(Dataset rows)
>>>>>

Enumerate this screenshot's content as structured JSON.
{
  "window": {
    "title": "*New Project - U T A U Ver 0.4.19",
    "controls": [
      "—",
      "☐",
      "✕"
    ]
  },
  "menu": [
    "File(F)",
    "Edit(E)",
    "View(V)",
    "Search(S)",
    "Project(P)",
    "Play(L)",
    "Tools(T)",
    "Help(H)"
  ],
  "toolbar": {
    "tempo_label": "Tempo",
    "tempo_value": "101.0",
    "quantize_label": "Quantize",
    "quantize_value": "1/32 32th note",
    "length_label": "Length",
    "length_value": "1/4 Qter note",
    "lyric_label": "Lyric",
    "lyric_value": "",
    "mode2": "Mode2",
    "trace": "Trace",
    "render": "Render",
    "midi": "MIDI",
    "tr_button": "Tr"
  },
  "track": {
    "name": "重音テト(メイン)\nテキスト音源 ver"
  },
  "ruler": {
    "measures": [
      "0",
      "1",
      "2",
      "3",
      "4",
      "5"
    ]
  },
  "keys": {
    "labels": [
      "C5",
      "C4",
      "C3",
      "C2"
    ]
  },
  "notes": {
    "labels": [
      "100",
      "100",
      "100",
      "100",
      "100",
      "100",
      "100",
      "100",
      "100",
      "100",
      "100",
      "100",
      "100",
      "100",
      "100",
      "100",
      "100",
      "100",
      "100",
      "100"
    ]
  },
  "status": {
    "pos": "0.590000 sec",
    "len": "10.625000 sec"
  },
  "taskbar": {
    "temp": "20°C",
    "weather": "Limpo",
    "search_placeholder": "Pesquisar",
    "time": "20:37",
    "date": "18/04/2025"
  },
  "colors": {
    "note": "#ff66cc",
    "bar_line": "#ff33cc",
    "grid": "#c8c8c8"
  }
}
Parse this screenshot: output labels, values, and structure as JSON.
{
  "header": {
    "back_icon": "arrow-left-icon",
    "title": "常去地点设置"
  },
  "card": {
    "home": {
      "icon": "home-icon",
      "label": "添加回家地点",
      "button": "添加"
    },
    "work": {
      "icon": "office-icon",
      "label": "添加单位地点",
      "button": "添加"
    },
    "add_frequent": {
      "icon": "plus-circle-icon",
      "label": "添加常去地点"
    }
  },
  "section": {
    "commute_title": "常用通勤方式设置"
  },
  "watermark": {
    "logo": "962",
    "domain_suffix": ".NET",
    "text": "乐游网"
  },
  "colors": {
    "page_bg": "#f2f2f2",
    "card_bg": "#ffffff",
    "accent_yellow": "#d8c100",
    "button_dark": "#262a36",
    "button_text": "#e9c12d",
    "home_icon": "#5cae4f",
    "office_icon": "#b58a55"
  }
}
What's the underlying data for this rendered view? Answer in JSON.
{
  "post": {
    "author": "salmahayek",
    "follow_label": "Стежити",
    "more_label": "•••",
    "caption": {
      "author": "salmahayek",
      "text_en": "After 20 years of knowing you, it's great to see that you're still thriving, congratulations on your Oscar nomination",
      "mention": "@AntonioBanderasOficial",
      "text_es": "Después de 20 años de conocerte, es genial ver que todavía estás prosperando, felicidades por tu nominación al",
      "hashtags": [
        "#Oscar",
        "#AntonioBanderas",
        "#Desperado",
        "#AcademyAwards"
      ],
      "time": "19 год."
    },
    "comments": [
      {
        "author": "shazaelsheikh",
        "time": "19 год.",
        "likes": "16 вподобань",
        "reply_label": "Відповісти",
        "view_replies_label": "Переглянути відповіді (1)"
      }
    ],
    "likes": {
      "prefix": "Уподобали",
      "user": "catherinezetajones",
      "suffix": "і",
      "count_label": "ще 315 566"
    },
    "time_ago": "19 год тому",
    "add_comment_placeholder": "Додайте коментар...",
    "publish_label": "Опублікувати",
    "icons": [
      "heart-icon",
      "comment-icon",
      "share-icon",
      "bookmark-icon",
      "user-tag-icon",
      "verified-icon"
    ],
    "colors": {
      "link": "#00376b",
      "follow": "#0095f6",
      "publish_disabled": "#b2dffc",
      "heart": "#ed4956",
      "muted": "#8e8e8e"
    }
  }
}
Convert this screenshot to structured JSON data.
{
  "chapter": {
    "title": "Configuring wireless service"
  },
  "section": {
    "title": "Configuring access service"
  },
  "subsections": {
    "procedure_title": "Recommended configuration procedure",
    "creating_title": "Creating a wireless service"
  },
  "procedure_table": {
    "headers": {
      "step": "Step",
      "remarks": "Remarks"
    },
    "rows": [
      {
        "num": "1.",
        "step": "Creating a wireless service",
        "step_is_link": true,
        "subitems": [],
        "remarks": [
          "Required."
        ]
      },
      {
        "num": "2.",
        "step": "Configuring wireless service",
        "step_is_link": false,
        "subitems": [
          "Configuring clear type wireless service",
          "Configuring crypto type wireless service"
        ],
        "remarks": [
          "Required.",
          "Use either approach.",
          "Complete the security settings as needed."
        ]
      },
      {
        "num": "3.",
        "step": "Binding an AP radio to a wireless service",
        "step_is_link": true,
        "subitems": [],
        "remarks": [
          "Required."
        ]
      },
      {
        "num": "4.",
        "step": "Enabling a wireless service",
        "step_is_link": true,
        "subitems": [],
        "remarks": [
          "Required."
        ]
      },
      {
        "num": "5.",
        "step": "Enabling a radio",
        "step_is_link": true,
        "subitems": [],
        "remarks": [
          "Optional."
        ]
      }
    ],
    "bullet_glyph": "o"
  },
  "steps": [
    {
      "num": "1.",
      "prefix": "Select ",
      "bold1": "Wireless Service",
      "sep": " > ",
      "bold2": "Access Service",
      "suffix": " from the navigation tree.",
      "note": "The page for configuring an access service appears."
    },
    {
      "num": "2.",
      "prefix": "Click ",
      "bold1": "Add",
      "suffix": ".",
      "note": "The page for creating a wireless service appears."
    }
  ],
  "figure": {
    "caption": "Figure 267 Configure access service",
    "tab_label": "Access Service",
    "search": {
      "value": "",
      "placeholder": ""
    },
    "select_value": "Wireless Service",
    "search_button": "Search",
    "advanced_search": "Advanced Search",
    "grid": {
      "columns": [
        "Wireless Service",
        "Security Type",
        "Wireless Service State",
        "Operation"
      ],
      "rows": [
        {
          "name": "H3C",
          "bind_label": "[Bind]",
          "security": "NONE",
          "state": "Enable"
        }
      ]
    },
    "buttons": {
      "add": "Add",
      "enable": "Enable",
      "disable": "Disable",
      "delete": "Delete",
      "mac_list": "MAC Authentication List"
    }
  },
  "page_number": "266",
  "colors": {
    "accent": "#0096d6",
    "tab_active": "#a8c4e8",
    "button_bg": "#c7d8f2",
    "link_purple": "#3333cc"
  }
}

<<<<<

▶ **Goal**
Produce a verbatim transcription of the entries above.

▶ **Exercise answer**
Enumerate this screenshot's content as structured JSON.
{
  "window": {
    "title": "*New Project - U T A U Ver 0.4.19",
    "controls": [
      "—",
      "☐",
      "✕"
    ]
  },
  "menu": [
    "File(F)",
    "Edit(E)",
    "View(V)",
    "Search(S)",
    "Project(P)",
    "Play(L)",
    "Tools(T)",
    "Help(H)"
  ],
  "toolbar": {
    "tempo_label": "Tempo",
    "tempo_value": "101.0",
    "quantize_label": "Quantize",
    "quantize_value": "1/32 32th note",
    "length_label": "Length",
    "length_value": "1/4 Qter note",
    "lyric_label": "Lyric",
    "lyric_value": "",
    "mode2": "Mode2",
    "trace": "Trace",
    "render": "Render",
    "midi": "MIDI",
    "tr_button": "Tr"
  },
  "track": {
    "name": "重音テト(メイン)\nテキスト音源 ver"
  },
  "ruler": {
    "measures": [
      "0",
      "1",
      "2",
      "3",
      "4",
      "5"
    ]
  },
  "keys": {
    "labels": [
      "C5",
      "C4",
      "C3",
      "C2"
    ]
  },
  "notes": {
    "labels": [
      "100",
      "100",
      "100",
      "100",
      "100",
      "100",
      "100",
      "100",
      "100",
      "100",
      "100",
      "100",
      "100",
      "100",
      "100",
      "100",
      "100",
      "100",
      "100",
      "100"
    ]
  },
  "status": {
    "pos": "0.590000 sec",
    "len": "10.625000 sec"
  },
  "taskbar": {
    "temp": "20°C",
    "weather": "Limpo",
    "search_placeholder": "Pesquisar",
    "time": "20:37",
    "date": "18/04/2025"
  },
  "colors": {
    "note": "#ff66cc",
    "bar_line": "#ff33cc",
    "grid": "#c8c8c8"
  }
}
Parse this screenshot: output labels, values, and structure as JSON.
{
  "header": {
    "back_icon": "arrow-left-icon",
    "title": "常去地点设置"
  },
  "card": {
    "home": {
      "icon": "home-icon",
      "label": "添加回家地点",
      "button": "添加"
    },
    "work": {
      "icon": "office-icon",
      "label": "添加单位地点",
      "button": "添加"
    },
    "add_frequent": {
      "icon": "plus-circle-icon",
      "label": "添加常去地点"
    }
  },
  "section": {
    "commute_title": "常用通勤方式设置"
  },
  "watermark": {
    "logo": "962",
    "domain_suffix": ".NET",
    "text": "乐游网"
  },
  "colors": {
    "page_bg": "#f2f2f2",
    "card_bg": "#ffffff",
    "accent_yellow": "#d8c100",
    "button_dark": "#262a36",
    "button_text": "#e9c12d",
    "home_icon": "#5cae4f",
    "office_icon": "#b58a55"
  }
}
What's the underlying data for this rendered view? Answer in JSON.
{
  "post": {
    "author": "salmahayek",
    "follow_label": "Стежити",
    "more_label": "•••",
    "caption": {
      "author": "salmahayek",
      "text_en": "After 20 years of knowing you, it's great to see that you're still thriving, congratulations on your Oscar nomination",
      "mention": "@AntonioBanderasOficial",
      "text_es": "Después de 20 años de conocerte, es genial ver que todavía estás prosperando, felicidades por tu nominación al",
      "hashtags": [
        "#Oscar",
        "#AntonioBanderas",
        "#Desperado",
        "#AcademyAwards"
      ],
      "time": "19 год."
    },
    "comments": [
      {
        "author": "shazaelsheikh",
        "time": "19 год.",
        "likes": "16 вподобань",
        "reply_label": "Відповісти",
        "view_replies_label": "Переглянути відповіді (1)"
      }
    ],
    "likes": {
      "prefix": "Уподобали",
      "user": "catherinezetajones",
      "suffix": "і",
      "count_label": "ще 315 566"
    },
    "time_ago": "19 год тому",
    "add_comment_placeholder": "Додайте коментар...",
    "publish_label": "Опублікувати",
    "icons": [
      "heart-icon",
      "comment-icon",
      "share-icon",
      "bookmark-icon",
      "user-tag-icon",
      "verified-icon"
    ],
    "colors": {
      "link": "#00376b",
      "follow": "#0095f6",
      "publish_disabled": "#b2dffc",
      "heart": "#ed4956",
      "muted": "#8e8e8e"
    }
  }
}
Convert this screenshot to structured JSON data.
{
  "chapter": {
    "title": "Configuring wireless service"
  },
  "section": {
    "title": "Configuring access service"
  },
  "subsections": {
    "procedure_title": "Recommended configuration procedure",
    "creating_title": "Creating a wireless service"
  },
  "procedure_table": {
    "headers": {
      "step": "Step",
      "remarks": "Remarks"
    },
    "rows": [
      {
        "num": "1.",
        "step": "Creating a wireless service",
        "step_is_link": true,
        "subitems": [],
        "remarks": [
          "Required."
        ]
      },
      {
        "num": "2.",
        "step": "Configuring wireless service",
        "step_is_link": false,
        "subitems": [
          "Configuring clear type wireless service",
          "Configuring crypto type wireless service"
        ],
        "remarks": [
          "Required.",
          "Use either approach.",
          "Complete the security settings as needed."
        ]
      },
      {
        "num": "3.",
        "step": "Binding an AP radio to a wireless service",
        "step_is_link": true,
        "subitems": [],
        "remarks": [
          "Required."
        ]
      },
      {
        "num": "4.",
        "step": "Enabling a wireless service",
        "step_is_link": true,
        "subitems": [],
        "remarks": [
          "Required."
        ]
      },
      {
        "num": "5.",
        "step": "Enabling a radio",
        "step_is_link": true,
        "subitems": [],
        "remarks": [
          "Optional."
        ]
      }
    ],
    "bullet_glyph": "o"
  },
  "steps": [
    {
      "num": "1.",
      "prefix": "Select ",
      "bold1": "Wireless Service",
      "sep": " > ",
      "bold2": "Access Service",
      "suffix": " from the navigation tree.",
      "note": "The page for configuring an access service appears."
    },
    {
      "num": "2.",
      "prefix": "Click ",
      "bold1": "Add",
      "suffix": ".",
      "note": "The page for creating a wireless service appears."
    }
  ],
  "figure": {
    "caption": "Figure 267 Configure access service",
    "tab_label": "Access Service",
    "search": {
      "value": "",
      "placeholder": ""
    },
    "select_value": "Wireless Service",
    "search_button": "Search",
    "advanced_search": "Advanced Search",
    "grid": {
      "columns": [
        "Wireless Service",
        "Security Type",
        "Wireless Service State",
        "Operation"
      ],
      "rows": [
        {
          "name": "H3C",
          "bind_label": "[Bind]",
          "security": "NONE",
          "state": "Enable"
        }
      ]
    },
    "buttons": {
      "add": "Add",
      "enable": "Enable",
      "disable": "Disable",
      "delete": "Delete",
      "mac_list": "MAC Authentication List"
    }
  },
  "page_number": "266",
  "colors": {
    "accent": "#0096d6",
    "tab_active": "#a8c4e8",
    "button_bg": "#c7d8f2",
    "link_purple": "#3333cc"
  }
}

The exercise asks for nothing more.